* Entries:
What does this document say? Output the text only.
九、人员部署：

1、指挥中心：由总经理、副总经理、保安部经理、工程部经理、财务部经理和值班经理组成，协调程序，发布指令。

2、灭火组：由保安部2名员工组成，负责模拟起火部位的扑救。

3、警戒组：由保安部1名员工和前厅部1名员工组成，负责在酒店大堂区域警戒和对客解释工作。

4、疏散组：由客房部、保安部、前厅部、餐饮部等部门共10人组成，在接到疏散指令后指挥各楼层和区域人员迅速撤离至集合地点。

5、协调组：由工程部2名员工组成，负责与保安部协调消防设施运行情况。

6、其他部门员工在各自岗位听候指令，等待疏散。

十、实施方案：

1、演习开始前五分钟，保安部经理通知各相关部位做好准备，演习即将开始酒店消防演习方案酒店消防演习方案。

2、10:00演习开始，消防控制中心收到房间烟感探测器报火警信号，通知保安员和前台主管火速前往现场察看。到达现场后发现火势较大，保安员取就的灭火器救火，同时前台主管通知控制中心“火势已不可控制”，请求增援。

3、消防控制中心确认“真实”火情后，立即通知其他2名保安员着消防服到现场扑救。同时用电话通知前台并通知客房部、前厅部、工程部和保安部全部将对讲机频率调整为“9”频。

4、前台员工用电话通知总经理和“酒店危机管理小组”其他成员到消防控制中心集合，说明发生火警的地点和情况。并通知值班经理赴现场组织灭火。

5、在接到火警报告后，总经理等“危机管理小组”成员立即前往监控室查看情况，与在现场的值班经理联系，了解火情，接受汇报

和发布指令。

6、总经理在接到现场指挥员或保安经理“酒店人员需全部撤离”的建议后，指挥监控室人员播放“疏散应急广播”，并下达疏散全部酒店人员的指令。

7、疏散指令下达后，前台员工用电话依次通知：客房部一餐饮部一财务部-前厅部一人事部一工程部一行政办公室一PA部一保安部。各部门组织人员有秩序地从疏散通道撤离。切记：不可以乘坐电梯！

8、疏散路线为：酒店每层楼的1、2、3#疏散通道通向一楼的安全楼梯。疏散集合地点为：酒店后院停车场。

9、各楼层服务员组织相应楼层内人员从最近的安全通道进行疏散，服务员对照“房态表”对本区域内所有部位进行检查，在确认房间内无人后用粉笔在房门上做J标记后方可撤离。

* Do this: Set down all of the records shown above once more, exactly.

* Result of this exercise:
What does this document say? Output the text only.
九、人员部署：

1、指挥中心：由总经理、副总经理、保安部经理、工程部经理、财务部经理和值班经理组成，协调程序，发布指令。

2、灭火组：由保安部2名员工组成，负责模拟起火部位的扑救。

3、警戒组：由保安部1名员工和前厅部1名员工组成，负责在酒店大堂区域警戒和对客解释工作。

4、疏散组：由客房部、保安部、前厅部、餐饮部等部门共10人组成，在接到疏散指令后指挥各楼层和区域人员迅速撤离至集合地点。

5、协调组：由工程部2名员工组成，负责与保安部协调消防设施运行情况。

6、其他部门员工在各自岗位听候指令，等待疏散。

十、实施方案：

1、演习开始前五分钟，保安部经理通知各相关部位做好准备，演习即将开始酒店消防演习方案酒店消防演习方案。

2、10:00演习开始，消防控制中心收到房间烟感探测器报火警信号，通知保安员和前台主管火速前往现场察看。到达现场后发现火势较大，保安员取就的灭火器救火，同时前台主管通知控制中心“火势已不可控制”，请求增援。

3、消防控制中心确认“真实”火情后，立即通知其他2名保安员着消防服到现场扑救。同时用电话通知前台并通知客房部、前厅部、工程部和保安部全部将对讲机频率调整为“9”频。

4、前台员工用电话通知总经理和“酒店危机管理小组”其他成员到消防控制中心集合，说明发生火警的地点和情况。并通知值班经理赴现场组织灭火。

5、在接到火警报告后，总经理等“危机管理小组”成员立即前往监控室查看情况，与在现场的值班经理联系，了解火情，接受汇报

和发布指令。

6、总经理在接到现场指挥员或保安经理“酒店人员需全部撤离”的建议后，指挥监控室人员播放“疏散应急广播”，并下达疏散全部酒店人员的指令。

7、疏散指令下达后，前台员工用电话依次通知：客房部一餐饮部一财务部-前厅部一人事部一工程部一行政办公室一PA部一保安部。各部门组织人员有秩序地从疏散通道撤离。切记：不可以乘坐电梯！

8、疏散路线为：酒店每层楼的1、2、3#疏散通道通向一楼的安全楼梯。疏散集合地点为：酒店后院停车场。

9、各楼层服务员组织相应楼层内人员从最近的安全通道进行疏散，服务员对照“房态表”对本区域内所有部位进行检查，在确认房间内无人后用粉笔在房门上做J标记后方可撤离。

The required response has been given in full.